■ Available data
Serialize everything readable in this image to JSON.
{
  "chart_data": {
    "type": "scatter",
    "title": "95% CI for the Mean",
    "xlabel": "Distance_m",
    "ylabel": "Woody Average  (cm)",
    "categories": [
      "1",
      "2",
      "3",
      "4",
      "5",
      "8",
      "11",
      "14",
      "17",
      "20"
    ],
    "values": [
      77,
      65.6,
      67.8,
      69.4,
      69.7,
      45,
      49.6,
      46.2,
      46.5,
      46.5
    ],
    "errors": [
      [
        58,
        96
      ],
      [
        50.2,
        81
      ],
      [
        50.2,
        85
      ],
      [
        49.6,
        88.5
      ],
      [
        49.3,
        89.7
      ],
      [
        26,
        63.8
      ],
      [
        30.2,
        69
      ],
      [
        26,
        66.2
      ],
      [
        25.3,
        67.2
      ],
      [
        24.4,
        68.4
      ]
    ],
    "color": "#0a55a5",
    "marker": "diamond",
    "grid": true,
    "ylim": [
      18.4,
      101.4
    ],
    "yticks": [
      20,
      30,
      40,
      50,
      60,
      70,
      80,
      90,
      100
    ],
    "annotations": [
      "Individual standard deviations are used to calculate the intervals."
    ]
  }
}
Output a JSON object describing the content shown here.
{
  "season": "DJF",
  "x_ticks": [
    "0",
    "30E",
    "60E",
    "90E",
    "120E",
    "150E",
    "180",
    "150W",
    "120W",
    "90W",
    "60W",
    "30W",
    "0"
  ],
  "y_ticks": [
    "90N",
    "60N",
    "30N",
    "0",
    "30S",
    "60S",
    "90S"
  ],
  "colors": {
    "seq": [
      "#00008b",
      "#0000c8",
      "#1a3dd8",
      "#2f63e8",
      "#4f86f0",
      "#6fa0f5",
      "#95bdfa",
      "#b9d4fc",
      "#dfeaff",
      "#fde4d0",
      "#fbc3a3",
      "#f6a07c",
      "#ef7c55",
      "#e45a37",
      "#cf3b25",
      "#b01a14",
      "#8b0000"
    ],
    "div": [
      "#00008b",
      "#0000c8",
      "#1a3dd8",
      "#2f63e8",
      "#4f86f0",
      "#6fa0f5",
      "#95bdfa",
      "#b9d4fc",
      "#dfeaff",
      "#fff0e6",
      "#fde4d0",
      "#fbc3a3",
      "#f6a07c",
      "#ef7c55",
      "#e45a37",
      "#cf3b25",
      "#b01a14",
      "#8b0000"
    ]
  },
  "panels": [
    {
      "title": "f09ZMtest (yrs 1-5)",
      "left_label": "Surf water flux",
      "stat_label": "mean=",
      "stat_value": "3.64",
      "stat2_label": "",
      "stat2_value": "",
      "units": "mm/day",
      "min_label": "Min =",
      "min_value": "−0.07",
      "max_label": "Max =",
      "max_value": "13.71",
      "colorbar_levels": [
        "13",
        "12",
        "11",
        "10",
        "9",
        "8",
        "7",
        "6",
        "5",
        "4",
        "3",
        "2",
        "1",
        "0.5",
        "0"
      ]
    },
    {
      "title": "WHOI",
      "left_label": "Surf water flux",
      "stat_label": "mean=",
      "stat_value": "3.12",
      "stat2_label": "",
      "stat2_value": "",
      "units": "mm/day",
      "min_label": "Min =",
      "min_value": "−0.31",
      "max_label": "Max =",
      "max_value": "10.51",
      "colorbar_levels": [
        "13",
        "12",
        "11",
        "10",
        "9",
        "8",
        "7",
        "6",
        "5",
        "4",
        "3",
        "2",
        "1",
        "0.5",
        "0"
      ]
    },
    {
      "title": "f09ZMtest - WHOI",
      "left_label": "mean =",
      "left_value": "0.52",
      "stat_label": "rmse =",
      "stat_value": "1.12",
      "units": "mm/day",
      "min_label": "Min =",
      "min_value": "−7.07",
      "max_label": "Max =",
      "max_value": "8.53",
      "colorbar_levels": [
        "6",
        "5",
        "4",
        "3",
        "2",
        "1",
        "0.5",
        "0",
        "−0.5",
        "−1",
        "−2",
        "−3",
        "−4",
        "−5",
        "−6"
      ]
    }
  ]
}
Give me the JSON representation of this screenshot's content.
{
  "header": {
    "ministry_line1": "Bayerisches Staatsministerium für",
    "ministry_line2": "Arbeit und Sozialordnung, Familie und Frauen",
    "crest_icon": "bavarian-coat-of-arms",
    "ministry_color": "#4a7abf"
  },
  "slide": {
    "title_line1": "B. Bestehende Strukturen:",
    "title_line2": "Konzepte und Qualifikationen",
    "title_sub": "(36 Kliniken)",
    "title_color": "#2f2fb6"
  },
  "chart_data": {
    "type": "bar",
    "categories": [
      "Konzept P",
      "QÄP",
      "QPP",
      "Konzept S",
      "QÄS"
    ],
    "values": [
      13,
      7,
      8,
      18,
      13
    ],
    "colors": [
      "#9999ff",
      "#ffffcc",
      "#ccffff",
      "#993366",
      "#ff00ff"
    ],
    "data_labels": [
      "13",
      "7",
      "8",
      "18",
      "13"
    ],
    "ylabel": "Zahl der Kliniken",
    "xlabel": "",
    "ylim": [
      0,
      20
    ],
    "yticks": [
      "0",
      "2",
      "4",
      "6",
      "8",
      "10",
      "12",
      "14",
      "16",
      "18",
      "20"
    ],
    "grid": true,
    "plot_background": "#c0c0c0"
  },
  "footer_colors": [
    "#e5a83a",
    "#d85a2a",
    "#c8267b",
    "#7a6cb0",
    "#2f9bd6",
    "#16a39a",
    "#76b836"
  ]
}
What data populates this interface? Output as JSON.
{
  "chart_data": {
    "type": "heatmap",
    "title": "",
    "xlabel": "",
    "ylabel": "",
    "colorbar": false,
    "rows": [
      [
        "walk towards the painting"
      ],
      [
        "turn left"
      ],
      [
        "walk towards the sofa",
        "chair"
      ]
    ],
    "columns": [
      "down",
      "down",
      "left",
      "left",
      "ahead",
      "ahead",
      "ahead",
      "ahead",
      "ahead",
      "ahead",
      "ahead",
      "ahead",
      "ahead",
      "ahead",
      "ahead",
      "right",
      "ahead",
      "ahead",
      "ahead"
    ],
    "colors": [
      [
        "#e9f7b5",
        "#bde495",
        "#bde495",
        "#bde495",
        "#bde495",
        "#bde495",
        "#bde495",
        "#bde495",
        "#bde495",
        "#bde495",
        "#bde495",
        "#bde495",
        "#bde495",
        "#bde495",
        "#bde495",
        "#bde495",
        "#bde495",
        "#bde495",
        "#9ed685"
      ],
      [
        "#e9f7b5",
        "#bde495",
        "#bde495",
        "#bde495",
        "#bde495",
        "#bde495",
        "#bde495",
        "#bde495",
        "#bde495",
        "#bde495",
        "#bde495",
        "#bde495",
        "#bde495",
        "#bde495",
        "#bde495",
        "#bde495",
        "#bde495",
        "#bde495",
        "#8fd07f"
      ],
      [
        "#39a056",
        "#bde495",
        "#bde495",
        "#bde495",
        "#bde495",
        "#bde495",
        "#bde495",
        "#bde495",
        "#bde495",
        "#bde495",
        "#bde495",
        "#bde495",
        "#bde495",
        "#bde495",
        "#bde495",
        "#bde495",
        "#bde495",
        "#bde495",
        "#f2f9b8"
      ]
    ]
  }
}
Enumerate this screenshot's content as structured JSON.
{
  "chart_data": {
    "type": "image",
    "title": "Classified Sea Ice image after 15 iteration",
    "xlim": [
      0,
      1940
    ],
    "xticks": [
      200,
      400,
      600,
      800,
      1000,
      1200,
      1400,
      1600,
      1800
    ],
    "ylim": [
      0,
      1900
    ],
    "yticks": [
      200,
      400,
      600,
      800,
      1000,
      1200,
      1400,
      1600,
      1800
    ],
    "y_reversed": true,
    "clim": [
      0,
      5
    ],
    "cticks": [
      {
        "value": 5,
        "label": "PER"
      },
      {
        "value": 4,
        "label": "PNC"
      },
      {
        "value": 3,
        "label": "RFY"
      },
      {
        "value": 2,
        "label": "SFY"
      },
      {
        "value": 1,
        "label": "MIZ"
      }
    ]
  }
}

■ Given request
From the listing above, report the number of lines containing the string "screenshot", without any accompanying remarks.

■ Output for this task
2